— BEGIN Source data —
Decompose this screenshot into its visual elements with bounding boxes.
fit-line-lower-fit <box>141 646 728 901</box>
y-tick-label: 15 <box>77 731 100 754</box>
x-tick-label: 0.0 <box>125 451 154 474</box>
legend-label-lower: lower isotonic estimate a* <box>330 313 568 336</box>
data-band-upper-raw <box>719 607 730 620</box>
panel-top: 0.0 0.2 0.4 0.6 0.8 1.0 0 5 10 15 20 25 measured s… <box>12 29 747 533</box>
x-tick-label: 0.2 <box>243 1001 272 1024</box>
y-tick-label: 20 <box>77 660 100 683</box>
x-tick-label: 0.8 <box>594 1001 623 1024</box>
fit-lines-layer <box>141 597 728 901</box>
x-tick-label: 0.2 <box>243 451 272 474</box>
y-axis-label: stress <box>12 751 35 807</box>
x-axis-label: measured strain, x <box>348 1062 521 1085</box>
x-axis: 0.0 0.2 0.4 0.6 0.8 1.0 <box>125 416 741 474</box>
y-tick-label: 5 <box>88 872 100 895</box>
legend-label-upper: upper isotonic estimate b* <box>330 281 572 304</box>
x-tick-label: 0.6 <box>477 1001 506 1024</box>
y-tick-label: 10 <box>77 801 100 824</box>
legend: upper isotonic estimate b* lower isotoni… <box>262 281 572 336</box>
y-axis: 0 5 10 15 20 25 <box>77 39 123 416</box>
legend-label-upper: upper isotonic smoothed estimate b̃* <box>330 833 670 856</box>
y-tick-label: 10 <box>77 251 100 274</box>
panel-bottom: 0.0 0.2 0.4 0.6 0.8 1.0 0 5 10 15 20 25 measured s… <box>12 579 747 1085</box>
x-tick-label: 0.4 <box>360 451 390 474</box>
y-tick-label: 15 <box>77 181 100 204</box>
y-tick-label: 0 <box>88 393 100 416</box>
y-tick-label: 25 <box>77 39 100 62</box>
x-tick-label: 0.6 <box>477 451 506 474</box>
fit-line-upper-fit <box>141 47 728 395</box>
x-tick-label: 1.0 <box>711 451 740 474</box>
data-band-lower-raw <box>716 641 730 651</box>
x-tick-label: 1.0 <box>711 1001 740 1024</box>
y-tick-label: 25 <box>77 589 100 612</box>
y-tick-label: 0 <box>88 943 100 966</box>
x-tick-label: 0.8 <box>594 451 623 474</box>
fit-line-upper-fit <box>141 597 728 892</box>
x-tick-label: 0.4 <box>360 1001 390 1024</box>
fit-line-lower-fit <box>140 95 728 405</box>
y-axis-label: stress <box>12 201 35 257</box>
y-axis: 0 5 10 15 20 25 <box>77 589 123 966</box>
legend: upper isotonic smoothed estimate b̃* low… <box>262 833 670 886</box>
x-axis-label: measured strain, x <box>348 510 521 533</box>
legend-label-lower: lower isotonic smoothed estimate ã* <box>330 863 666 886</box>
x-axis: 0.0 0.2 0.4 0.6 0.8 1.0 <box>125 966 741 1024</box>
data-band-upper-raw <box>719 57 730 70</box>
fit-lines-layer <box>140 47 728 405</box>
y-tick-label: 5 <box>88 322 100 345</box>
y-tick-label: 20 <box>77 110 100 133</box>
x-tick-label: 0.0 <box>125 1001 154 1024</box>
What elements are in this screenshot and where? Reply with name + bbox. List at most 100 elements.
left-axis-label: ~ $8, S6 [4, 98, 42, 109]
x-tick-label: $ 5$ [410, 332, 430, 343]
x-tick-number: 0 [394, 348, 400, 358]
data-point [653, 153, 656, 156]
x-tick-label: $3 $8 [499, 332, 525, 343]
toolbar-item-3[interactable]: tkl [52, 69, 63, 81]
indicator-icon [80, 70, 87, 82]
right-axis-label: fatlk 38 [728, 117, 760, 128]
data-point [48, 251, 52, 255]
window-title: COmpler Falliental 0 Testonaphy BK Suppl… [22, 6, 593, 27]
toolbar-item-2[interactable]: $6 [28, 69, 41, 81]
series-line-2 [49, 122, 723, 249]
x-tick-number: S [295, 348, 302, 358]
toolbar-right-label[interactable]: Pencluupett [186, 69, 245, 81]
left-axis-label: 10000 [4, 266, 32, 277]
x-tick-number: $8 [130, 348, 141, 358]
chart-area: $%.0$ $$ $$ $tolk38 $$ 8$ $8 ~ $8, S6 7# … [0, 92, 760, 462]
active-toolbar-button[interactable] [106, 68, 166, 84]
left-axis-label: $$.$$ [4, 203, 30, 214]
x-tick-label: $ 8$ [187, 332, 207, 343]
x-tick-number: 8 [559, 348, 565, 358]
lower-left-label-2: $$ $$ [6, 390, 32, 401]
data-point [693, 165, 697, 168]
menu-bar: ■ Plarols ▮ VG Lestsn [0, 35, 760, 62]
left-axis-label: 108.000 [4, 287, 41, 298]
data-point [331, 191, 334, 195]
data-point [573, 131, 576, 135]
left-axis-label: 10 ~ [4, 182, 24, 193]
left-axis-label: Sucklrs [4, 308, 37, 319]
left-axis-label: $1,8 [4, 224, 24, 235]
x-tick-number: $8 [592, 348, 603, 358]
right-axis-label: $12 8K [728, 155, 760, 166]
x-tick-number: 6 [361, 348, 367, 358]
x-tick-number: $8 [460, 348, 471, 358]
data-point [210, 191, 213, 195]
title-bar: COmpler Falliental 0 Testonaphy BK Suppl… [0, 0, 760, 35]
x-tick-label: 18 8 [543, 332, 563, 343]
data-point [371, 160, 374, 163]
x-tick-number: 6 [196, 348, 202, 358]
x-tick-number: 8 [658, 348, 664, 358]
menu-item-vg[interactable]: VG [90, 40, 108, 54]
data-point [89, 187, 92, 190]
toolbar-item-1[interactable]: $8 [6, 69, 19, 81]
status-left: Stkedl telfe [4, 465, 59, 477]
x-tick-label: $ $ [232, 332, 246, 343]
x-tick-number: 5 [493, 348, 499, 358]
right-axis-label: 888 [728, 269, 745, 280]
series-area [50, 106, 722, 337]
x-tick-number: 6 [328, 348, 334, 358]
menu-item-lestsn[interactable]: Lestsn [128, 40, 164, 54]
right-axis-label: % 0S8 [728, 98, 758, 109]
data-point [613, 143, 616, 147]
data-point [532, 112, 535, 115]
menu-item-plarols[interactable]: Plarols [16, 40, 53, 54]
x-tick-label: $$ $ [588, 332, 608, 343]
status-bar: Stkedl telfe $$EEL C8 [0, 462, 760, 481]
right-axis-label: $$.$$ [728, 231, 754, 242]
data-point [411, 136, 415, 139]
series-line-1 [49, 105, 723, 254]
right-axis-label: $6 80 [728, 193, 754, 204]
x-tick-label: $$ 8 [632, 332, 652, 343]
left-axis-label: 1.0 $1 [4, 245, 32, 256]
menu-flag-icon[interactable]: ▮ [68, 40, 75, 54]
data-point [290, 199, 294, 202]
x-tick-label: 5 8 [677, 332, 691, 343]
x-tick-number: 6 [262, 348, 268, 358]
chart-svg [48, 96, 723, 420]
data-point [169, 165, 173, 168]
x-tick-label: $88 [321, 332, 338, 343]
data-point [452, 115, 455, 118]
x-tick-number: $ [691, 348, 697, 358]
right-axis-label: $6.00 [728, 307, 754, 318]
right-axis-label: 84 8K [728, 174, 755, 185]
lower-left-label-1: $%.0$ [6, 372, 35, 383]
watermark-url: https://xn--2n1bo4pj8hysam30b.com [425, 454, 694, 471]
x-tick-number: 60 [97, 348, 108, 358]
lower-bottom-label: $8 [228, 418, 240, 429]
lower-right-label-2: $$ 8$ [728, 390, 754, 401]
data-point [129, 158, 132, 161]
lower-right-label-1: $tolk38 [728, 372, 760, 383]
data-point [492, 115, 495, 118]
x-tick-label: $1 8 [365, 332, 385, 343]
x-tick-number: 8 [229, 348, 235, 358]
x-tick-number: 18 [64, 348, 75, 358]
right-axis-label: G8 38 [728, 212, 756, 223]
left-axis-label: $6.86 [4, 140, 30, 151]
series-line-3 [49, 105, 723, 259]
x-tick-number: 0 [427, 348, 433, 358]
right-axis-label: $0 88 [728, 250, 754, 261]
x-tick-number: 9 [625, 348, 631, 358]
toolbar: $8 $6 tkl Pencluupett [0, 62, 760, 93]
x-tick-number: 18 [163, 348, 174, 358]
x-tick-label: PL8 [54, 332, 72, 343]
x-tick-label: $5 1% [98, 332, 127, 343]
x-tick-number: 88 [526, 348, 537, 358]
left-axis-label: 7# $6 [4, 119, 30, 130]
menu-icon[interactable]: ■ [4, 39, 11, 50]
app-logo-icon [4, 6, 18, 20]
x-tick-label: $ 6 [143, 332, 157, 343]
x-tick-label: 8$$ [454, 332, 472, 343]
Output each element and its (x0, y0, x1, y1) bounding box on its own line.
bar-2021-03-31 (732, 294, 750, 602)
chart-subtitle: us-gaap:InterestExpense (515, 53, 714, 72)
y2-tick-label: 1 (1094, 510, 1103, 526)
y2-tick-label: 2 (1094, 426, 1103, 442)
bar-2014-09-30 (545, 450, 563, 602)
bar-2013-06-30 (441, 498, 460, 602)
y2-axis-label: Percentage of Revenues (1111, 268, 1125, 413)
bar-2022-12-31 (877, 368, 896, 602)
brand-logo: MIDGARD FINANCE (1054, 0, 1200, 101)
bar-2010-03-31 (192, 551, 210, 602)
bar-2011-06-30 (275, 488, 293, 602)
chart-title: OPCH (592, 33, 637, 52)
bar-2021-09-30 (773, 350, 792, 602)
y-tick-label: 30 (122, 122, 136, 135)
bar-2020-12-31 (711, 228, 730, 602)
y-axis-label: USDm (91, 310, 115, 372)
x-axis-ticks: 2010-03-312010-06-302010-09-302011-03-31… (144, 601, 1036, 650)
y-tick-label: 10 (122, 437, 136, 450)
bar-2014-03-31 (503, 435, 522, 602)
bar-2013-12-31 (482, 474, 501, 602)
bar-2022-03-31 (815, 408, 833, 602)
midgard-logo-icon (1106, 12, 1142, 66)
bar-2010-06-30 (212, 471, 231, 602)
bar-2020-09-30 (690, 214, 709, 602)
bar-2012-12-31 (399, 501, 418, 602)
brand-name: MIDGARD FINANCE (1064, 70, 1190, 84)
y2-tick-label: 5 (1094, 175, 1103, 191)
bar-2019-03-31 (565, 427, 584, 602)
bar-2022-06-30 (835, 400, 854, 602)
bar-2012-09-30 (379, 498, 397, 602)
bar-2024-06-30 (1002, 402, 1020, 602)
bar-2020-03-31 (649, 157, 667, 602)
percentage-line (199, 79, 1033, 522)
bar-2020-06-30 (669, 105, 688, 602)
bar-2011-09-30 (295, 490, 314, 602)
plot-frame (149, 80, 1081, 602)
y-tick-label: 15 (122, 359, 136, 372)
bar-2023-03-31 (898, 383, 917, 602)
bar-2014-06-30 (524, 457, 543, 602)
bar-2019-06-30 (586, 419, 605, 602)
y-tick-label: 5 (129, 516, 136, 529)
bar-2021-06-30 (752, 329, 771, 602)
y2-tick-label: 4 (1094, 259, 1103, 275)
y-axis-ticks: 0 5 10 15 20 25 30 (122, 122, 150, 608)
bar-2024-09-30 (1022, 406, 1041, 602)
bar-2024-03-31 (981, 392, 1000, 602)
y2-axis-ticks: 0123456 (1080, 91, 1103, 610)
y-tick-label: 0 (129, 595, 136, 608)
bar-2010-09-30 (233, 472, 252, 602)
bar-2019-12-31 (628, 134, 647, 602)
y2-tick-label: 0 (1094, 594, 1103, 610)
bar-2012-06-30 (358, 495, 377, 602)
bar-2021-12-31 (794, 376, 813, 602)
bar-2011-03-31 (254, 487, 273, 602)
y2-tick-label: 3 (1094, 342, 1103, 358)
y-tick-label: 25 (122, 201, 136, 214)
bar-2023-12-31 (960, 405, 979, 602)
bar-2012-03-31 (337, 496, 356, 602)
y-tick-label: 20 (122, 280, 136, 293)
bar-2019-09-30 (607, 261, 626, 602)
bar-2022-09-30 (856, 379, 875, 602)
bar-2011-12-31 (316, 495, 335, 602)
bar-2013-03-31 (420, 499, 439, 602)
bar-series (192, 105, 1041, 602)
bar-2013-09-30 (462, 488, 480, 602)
— END Source data —
Print everything from the start of the entries down to and including the line that contains "panel-top: 0.0 0.2", without changing anything.

Decompose this screenshot into its visual elements with bounding boxes.
fit-line-lower-fit <box>141 646 728 901</box>
y-tick-label: 15 <box>77 731 100 754</box>
x-tick-label: 0.0 <box>125 451 154 474</box>
legend-label-lower: lower isotonic estimate a* <box>330 313 568 336</box>
data-band-upper-raw <box>719 607 730 620</box>
panel-top: 0.0 0.2 0.4 0.6 0.8 1.0 0 5 10 15 20 25 measured s… <box>12 29 747 533</box>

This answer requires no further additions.